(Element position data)
"""
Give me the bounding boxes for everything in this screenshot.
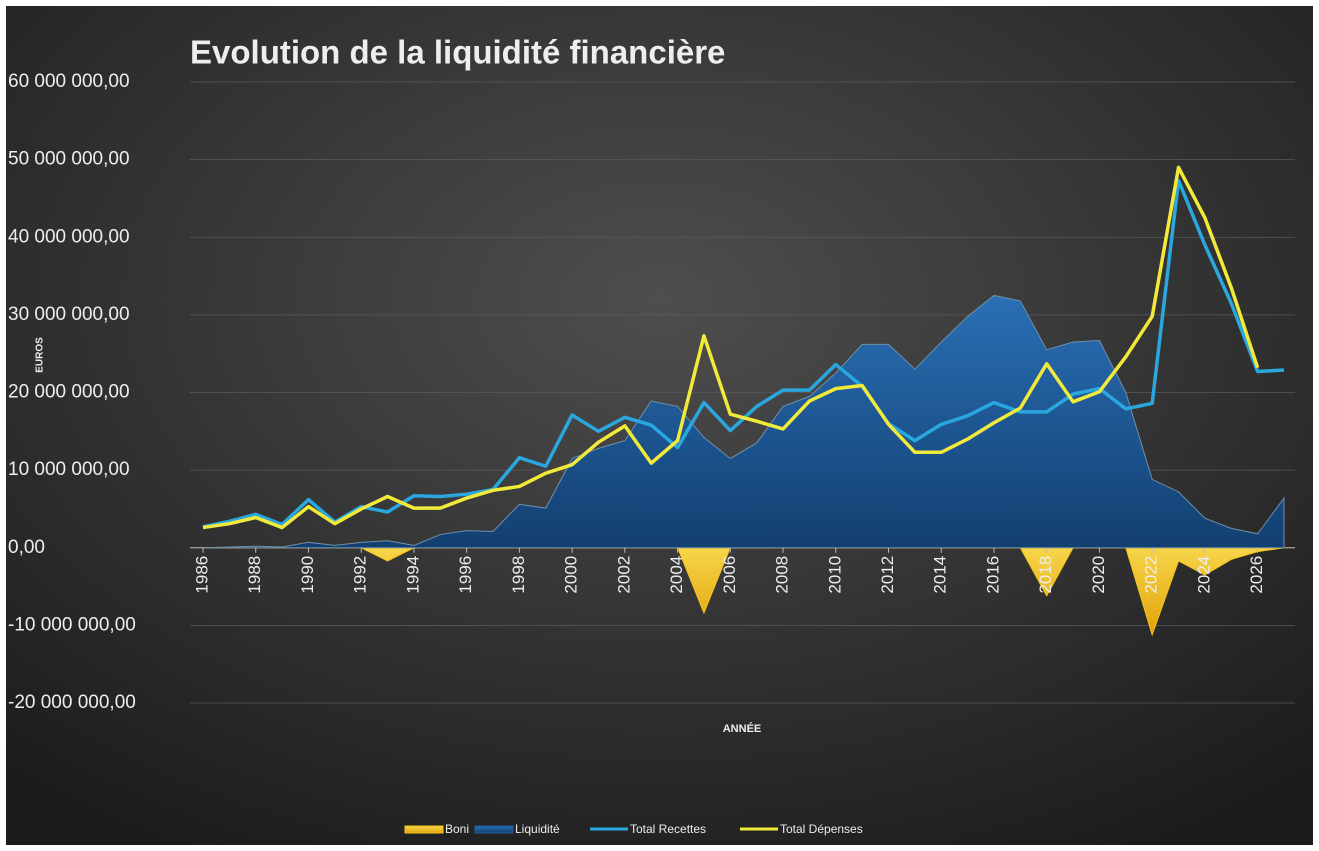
x-tick-label: 2012 [878,556,897,594]
x-tick-label: 2026 [1247,556,1266,594]
y-tick-label: -10 000 000,00 [8,614,136,635]
x-tick-label: 2004 [667,556,686,594]
line [202,165,1260,530]
x-tick-label: 1992 [351,556,370,594]
x-tick-label: 2008 [773,556,792,594]
x-tick-label: 1998 [509,556,528,594]
y-tick-label: 30 000 000,00 [8,304,130,325]
y-tick-label: -20 000 000,00 [8,692,136,713]
x-axis-title: ANNÉE [723,722,762,735]
x-tick-label: 2000 [562,556,581,594]
x-tick-label: 2024 [1194,556,1213,594]
x-tick-label: 2010 [825,556,844,594]
y-tick-label: 0,00 [8,537,45,558]
x-tick-label: 2006 [720,556,739,594]
legend-swatch [404,825,444,834]
y-axis-title: EUROS [35,337,46,373]
y-tick-label: 40 000 000,00 [8,226,130,247]
x-tick-label: 2014 [931,556,950,594]
x-tick-label: 1990 [298,556,317,594]
x-tick-label: 2016 [983,556,1002,594]
x-tick-label: 2018 [1036,556,1055,594]
legend-label: Total Dépenses [780,822,863,836]
y-tick-label: 20 000 000,00 [8,382,130,403]
chart-title: Evolution de la liquidité financière [190,34,725,71]
x-tick-label: 2022 [1142,556,1161,594]
legend-label: Total Recettes [630,822,706,836]
y-tick-label: 50 000 000,00 [8,149,130,170]
x-tick-label: 2020 [1089,556,1108,594]
y-tick-label: 60 000 000,00 [8,71,130,92]
x-tick-label: 1988 [245,556,264,594]
legend-label: Liquidité [515,822,560,836]
legend-label: Boni [445,822,469,836]
x-tick-label: 1996 [456,556,475,594]
legend-swatch [474,825,514,834]
x-tick-label: 1986 [192,556,211,594]
x-tick-label: 1994 [403,556,422,594]
x-tick-label: 2002 [614,556,633,594]
y-tick-label: 10 000 000,00 [8,459,130,480]
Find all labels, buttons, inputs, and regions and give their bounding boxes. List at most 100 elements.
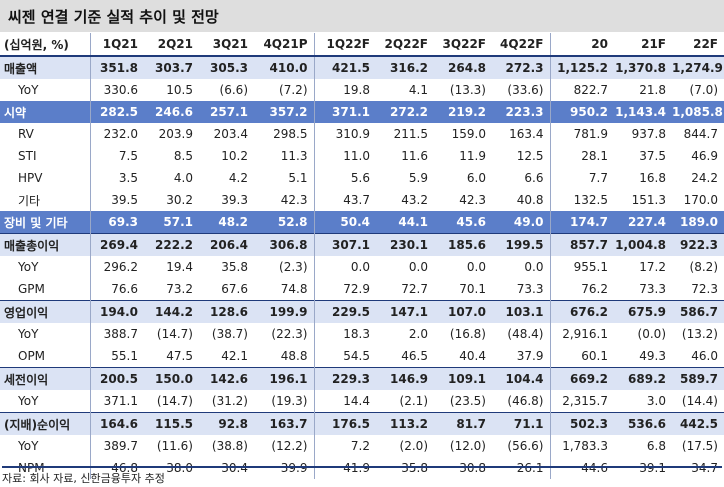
"""
=== THE EXERCISE ===
Could you recast every line of the items above as a JSON list of strings, one string per line, with blank lines and the pictures left out?

=== WRITTEN REPLY ===
[
  "Give me the bounding boxes for everything in this screenshot.",
  "x-tick-label: 2012 [878,556,897,594]",
  "x-tick-label: 2026 [1247,556,1266,594]",
  "y-tick-label: -10 000 000,00 [8,614,136,635]",
  "x-tick-label: 2004 [667,556,686,594]",
  "line [202,165,1260,530]",
  "x-tick-label: 1992 [351,556,370,594]",
  "x-tick-label: 2008 [773,556,792,594]",
  "x-tick-label: 1998 [509,556,528,594]",
  "y-tick-label: 30 000 000,00 [8,304,130,325]",
  "y-tick-label: -20 000 000,00 [8,692,136,713]",
  "x-axis-title: ANNÉE [723,722,762,735]",
  "x-tick-label: 2000 [562,556,581,594]",
  "x-tick-label: 2024 [1194,556,1213,594]",
  "x-tick-label: 2010 [825,556,844,594]",
  "y-tick-label: 0,00 [8,537,45,558]",
  "x-tick-label: 2006 [720,556,739,594]",
  "legend-swatch [404,825,444,834]",
  "y-axis-title: EUROS [35,337,46,373]",
  "y-tick-label: 40 000 000,00 [8,226,130,247]",
  "x-tick-label: 2014 [931,556,950,594]",
  "x-tick-label: 1990 [298,556,317,594]",
  "x-tick-label: 2016 [983,556,1002,594]",
  "x-tick-label: 2018 [1036,556,1055,594]",
  "legend-label: Total Dépenses [780,822,863,836]",
  "y-tick-label: 20 000 000,00 [8,382,130,403]",
  "chart-title: Evolution de la liquidité financière [190,34,725,71]",
  "x-tick-label: 2022 [1142,556,1161,594]",
  "legend-label: Total Recettes [630,822,706,836]",
  "y-tick-label: 50 000 000,00 [8,149,130,170]",
  "x-tick-label: 2020 [1089,556,1108,594]",
  "y-tick-label: 60 000 000,00 [8,71,130,92]",
  "x-tick-label: 1988 [245,556,264,594]",
  "legend-label: Liquidité [515,822,560,836]",
  "legend-label: Boni [445,822,469,836]",
  "x-tick-label: 1996 [456,556,475,594]",
  "legend-swatch [474,825,514,834]",
  "x-tick-label: 1986 [192,556,211,594]",
  "x-tick-label: 1994 [403,556,422,594]",
  "x-tick-label: 2002 [614,556,633,594]",
  "y-tick-label: 10 000 000,00 [8,459,130,480]",
  "Find all labels, buttons, inputs, and regions and give their bounding boxes. List at most 100 elements."
]